WHAT THE EXERCISE ASKS - Collect all lines from the listing that include the string "JSON".

DATA LISTING -
<<<<
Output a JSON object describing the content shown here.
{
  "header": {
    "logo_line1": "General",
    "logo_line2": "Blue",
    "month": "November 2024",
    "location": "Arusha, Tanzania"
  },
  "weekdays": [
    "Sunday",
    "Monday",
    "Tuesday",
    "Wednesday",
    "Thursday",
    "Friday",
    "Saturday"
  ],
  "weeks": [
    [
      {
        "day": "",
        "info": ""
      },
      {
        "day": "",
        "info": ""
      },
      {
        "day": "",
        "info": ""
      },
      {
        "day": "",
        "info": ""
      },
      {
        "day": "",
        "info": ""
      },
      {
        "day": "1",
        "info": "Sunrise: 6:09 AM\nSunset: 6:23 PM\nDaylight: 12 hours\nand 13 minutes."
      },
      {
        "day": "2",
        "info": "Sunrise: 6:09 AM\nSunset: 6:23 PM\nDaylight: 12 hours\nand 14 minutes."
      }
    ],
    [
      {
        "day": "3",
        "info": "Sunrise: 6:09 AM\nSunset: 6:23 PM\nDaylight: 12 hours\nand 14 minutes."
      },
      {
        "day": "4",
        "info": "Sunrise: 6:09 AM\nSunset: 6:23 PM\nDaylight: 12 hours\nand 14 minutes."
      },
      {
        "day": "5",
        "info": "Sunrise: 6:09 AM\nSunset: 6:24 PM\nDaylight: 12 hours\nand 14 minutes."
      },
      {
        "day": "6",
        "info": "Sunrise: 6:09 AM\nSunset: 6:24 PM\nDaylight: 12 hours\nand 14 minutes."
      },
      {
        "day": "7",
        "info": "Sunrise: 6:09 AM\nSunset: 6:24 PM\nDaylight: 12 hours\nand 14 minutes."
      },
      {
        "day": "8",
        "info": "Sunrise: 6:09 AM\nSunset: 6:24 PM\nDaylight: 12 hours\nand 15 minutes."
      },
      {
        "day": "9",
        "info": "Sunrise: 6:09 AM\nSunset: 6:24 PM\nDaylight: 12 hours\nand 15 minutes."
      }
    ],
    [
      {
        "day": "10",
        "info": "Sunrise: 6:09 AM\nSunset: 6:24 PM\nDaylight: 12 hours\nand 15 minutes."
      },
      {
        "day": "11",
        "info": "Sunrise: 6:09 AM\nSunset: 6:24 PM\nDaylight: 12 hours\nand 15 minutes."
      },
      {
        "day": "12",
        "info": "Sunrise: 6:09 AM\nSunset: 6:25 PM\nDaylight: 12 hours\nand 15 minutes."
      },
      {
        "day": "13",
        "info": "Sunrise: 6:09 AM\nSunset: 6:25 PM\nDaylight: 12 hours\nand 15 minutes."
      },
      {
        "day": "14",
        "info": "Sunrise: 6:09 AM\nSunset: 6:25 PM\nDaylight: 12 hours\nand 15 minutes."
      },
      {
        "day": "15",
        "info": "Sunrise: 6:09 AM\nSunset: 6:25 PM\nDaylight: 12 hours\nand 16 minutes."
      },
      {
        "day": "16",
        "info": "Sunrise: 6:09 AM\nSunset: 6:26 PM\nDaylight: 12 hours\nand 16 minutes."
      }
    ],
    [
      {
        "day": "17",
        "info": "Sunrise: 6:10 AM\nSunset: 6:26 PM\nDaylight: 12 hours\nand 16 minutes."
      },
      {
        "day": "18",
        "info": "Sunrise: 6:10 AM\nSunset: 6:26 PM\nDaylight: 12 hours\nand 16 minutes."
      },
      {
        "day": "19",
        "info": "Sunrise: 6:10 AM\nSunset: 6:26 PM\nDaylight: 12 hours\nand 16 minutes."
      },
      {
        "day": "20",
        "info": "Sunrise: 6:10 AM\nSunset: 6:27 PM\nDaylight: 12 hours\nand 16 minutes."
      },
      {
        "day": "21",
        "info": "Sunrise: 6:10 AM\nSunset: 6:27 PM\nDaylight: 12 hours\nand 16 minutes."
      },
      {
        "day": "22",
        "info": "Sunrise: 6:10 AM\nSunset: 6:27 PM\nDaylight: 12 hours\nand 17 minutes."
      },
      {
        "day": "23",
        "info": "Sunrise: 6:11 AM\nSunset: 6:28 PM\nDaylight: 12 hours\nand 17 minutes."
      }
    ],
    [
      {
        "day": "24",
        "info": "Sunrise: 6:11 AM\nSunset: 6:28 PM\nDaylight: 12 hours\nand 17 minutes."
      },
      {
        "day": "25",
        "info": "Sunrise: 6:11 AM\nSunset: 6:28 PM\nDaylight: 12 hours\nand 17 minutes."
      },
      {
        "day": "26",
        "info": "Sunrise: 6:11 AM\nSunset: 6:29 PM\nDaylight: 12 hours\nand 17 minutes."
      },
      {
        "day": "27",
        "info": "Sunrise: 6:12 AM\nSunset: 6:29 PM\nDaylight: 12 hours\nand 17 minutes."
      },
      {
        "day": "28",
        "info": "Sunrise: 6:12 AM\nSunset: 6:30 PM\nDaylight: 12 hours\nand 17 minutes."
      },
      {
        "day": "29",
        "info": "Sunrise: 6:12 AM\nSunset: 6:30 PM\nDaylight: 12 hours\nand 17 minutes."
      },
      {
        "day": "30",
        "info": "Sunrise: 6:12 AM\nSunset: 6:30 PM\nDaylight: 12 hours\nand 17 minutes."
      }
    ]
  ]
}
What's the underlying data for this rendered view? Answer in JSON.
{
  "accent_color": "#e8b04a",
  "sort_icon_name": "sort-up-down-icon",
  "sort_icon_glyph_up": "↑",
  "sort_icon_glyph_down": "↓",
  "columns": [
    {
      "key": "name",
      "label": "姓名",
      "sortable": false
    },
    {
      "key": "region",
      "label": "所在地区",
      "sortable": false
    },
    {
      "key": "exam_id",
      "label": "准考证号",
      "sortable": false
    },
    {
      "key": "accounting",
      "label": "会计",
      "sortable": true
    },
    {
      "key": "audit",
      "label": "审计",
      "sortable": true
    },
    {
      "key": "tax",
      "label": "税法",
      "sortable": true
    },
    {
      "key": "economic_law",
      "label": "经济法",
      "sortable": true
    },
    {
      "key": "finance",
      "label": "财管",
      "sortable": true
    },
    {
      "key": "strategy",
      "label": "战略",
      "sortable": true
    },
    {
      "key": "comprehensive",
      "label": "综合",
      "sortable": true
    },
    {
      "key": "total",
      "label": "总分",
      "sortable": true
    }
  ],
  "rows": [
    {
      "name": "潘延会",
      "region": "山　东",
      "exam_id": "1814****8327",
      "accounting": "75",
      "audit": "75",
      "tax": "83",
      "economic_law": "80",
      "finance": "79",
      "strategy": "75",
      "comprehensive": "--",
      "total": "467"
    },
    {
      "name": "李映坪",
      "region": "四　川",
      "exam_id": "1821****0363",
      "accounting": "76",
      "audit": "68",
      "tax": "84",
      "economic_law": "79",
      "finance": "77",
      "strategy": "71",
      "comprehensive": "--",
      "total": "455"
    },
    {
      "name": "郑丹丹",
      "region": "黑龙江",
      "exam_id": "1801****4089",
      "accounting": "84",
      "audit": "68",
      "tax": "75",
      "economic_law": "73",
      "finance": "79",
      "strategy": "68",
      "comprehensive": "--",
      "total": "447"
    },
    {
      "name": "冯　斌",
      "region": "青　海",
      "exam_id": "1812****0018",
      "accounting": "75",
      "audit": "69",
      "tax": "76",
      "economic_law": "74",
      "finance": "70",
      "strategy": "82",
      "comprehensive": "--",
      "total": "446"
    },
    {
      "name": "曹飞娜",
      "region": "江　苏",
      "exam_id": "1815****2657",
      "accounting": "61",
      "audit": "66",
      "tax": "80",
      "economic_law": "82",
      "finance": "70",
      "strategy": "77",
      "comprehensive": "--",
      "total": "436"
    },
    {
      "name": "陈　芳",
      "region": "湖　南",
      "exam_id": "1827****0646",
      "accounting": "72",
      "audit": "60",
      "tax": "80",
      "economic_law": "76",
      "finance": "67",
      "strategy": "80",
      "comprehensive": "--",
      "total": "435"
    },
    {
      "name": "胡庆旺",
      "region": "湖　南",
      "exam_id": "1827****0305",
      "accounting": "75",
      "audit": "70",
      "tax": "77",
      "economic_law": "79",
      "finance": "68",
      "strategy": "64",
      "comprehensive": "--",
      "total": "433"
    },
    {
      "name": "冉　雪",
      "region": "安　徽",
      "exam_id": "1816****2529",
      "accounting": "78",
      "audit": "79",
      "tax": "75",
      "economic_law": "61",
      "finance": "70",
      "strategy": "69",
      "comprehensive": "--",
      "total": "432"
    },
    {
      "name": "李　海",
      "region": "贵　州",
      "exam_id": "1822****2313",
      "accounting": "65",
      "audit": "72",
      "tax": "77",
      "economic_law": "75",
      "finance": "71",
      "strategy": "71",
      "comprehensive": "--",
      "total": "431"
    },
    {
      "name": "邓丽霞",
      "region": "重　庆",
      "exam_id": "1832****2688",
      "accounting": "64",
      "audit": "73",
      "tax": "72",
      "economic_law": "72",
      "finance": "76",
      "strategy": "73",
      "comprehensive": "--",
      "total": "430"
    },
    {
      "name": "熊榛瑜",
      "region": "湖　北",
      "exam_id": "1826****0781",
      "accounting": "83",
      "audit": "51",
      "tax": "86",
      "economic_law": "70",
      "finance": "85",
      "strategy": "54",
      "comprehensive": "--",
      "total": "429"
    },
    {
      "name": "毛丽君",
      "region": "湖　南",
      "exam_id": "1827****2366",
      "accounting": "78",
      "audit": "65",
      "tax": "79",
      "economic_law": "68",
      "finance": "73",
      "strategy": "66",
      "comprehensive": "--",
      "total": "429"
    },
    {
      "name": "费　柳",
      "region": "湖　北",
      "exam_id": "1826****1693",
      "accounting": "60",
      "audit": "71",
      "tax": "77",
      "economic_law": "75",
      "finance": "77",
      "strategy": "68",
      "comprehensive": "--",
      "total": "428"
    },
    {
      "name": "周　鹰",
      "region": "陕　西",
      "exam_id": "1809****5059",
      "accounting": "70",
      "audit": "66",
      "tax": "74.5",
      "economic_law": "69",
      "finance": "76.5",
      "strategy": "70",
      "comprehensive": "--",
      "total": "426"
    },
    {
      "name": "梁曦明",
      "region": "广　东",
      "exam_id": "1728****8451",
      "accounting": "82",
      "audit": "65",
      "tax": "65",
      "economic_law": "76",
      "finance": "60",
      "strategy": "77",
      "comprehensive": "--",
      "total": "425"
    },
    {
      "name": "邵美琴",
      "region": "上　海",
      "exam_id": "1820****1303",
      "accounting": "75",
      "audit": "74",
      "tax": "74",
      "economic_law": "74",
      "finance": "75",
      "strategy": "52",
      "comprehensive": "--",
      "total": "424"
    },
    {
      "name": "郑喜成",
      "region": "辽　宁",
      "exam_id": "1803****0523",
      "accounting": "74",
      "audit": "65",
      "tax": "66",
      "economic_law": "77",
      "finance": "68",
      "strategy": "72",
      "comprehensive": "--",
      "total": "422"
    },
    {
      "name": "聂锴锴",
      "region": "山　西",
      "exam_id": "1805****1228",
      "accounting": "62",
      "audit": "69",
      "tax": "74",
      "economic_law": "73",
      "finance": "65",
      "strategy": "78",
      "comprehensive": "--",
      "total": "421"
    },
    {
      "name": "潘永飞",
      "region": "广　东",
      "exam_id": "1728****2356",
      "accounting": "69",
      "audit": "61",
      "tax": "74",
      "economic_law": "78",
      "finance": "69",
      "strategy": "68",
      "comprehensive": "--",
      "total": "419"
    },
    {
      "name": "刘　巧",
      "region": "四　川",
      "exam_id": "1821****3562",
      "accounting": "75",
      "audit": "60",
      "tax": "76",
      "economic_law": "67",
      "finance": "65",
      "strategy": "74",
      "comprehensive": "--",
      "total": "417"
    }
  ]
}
>>>>
THE REPLY -
Output a JSON object describing the content shown here.
What's the underlying data for this rendered view? Answer in JSON.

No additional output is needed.